>> Begin EXTRACTED INFORMATION
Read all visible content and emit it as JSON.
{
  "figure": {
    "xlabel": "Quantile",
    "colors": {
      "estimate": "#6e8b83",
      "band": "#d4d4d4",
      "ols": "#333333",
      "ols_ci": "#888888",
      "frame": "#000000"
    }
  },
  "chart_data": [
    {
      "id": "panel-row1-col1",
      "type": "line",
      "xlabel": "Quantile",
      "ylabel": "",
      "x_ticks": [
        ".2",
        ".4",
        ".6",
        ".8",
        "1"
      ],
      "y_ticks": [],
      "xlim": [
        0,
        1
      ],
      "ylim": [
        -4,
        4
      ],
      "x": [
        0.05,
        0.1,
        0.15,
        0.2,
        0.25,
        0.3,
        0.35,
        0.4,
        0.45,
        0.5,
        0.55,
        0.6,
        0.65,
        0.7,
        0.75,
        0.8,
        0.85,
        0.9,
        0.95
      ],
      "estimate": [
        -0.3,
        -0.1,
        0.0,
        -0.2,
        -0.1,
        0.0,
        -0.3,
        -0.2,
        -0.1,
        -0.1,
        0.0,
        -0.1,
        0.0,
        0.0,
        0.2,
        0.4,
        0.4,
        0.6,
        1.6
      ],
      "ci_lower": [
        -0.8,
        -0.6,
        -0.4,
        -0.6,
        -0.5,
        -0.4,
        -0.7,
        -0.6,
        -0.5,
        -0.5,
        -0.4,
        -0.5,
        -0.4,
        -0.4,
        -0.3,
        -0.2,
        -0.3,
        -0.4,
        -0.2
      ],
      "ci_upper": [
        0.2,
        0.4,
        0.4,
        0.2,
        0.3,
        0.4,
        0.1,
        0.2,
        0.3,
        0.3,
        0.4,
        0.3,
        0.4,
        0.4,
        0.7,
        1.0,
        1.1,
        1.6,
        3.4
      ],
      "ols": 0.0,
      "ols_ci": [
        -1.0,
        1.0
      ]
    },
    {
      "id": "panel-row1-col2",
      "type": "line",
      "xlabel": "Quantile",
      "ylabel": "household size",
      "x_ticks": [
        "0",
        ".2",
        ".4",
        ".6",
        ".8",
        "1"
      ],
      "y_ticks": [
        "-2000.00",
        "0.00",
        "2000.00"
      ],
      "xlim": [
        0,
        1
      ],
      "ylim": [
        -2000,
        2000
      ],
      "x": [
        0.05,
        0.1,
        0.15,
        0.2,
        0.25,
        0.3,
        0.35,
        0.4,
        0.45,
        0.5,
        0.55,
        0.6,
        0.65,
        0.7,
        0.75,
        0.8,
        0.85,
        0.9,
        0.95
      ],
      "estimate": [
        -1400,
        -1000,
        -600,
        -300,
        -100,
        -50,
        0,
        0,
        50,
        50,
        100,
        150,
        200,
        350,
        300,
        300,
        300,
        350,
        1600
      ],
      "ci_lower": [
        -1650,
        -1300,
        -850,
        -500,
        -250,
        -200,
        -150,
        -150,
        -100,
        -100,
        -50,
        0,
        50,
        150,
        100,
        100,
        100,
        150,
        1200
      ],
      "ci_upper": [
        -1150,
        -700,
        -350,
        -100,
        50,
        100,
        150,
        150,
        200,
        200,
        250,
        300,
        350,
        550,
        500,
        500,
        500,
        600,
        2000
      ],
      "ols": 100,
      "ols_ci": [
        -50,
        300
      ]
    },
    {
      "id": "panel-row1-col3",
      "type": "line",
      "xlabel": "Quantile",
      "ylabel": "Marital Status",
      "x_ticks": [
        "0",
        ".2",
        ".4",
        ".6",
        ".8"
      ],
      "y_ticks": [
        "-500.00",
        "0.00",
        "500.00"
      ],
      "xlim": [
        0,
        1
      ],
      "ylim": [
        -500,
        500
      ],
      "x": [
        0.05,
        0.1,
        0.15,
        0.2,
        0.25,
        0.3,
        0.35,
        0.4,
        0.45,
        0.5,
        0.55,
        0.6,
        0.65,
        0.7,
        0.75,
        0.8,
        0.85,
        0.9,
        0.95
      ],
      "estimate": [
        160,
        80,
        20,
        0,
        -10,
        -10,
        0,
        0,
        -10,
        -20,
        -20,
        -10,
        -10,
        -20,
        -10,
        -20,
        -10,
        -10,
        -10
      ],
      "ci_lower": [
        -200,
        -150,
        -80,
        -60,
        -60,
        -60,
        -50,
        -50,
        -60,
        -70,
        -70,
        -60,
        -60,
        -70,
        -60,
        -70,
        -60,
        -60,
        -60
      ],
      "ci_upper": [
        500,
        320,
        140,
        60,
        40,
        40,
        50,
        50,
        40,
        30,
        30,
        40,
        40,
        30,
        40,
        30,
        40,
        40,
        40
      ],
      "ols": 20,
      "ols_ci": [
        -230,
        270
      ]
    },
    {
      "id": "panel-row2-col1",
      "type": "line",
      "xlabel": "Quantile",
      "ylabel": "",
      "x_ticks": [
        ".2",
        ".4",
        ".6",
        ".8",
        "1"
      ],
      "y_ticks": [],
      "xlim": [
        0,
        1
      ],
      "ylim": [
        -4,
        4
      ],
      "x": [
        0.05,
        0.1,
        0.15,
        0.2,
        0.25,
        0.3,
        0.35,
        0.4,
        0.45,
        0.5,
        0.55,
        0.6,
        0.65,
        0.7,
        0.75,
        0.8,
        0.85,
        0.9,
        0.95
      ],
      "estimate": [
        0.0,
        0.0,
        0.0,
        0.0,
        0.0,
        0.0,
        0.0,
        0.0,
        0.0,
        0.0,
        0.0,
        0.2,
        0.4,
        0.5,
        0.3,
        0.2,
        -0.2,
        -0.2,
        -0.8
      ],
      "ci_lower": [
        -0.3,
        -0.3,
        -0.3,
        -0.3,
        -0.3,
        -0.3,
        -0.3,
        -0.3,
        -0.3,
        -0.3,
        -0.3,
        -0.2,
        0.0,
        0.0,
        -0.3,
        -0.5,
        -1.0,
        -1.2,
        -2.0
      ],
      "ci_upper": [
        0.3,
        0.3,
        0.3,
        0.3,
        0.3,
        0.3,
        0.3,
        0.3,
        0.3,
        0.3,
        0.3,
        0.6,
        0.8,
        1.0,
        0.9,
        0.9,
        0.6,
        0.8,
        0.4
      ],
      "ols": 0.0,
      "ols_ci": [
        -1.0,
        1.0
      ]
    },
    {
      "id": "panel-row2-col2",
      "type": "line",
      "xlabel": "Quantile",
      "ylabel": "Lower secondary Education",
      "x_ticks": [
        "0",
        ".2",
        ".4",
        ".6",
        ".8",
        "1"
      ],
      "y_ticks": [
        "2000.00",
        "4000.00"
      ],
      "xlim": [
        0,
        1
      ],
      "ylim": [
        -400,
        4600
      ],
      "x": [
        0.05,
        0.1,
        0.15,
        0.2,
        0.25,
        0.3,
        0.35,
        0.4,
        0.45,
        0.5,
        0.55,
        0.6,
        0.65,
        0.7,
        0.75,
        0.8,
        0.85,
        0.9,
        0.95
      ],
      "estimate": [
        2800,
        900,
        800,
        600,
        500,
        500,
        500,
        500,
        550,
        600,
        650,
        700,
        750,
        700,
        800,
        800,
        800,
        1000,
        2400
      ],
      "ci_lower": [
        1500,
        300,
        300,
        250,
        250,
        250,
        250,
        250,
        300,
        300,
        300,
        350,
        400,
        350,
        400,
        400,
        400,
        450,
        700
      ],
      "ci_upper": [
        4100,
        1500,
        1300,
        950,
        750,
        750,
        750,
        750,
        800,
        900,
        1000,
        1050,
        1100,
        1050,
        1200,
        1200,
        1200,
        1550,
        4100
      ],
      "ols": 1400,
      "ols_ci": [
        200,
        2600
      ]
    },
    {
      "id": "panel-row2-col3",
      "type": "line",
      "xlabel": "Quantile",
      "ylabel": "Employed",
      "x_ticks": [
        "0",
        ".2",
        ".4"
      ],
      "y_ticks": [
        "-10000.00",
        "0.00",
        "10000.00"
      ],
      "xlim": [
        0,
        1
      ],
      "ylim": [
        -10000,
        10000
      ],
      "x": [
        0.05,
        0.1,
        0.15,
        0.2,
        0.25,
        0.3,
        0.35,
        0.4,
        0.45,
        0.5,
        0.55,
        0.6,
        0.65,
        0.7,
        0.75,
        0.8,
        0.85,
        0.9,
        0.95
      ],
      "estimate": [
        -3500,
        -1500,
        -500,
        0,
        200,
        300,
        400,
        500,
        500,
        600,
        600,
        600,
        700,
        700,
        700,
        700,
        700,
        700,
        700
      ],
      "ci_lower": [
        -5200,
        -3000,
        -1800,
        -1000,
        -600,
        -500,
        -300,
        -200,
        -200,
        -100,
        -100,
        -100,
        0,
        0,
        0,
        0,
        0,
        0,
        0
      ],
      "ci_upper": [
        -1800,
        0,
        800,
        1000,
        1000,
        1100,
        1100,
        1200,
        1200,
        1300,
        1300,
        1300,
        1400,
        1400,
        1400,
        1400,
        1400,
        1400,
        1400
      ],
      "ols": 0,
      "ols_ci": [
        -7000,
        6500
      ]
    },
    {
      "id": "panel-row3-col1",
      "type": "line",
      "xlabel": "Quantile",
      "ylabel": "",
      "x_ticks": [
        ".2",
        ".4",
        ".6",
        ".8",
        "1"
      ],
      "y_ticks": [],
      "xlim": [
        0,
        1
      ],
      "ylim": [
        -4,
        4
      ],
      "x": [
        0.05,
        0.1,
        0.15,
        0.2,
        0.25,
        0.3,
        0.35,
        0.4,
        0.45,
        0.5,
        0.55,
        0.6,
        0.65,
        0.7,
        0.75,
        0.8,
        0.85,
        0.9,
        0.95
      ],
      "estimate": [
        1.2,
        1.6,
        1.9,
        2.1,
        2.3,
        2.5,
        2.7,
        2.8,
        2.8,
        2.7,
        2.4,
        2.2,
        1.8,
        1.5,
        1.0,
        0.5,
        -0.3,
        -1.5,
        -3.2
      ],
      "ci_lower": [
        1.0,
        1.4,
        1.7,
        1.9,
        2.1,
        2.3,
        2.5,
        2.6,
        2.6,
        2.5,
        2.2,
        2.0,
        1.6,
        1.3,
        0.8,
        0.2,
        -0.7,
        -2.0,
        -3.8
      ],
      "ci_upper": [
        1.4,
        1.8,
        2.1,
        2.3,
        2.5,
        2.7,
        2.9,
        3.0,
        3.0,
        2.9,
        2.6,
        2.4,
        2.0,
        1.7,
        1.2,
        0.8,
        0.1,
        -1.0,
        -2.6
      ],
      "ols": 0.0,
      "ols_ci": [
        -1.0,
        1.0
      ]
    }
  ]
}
>> End EXTRACTED INFORMATION
### AIM OF THE EXERCISE
Find the lines above that include the string "panel" and copy them.

### EXPECTED ANSWER
      "id": "panel-row1-col1",
      "id": "panel-row1-col2",
      "id": "panel-row1-col3",
      "id": "panel-row2-col1",
      "id": "panel-row2-col2",
      "id": "panel-row2-col3",
      "id": "panel-row3-col1",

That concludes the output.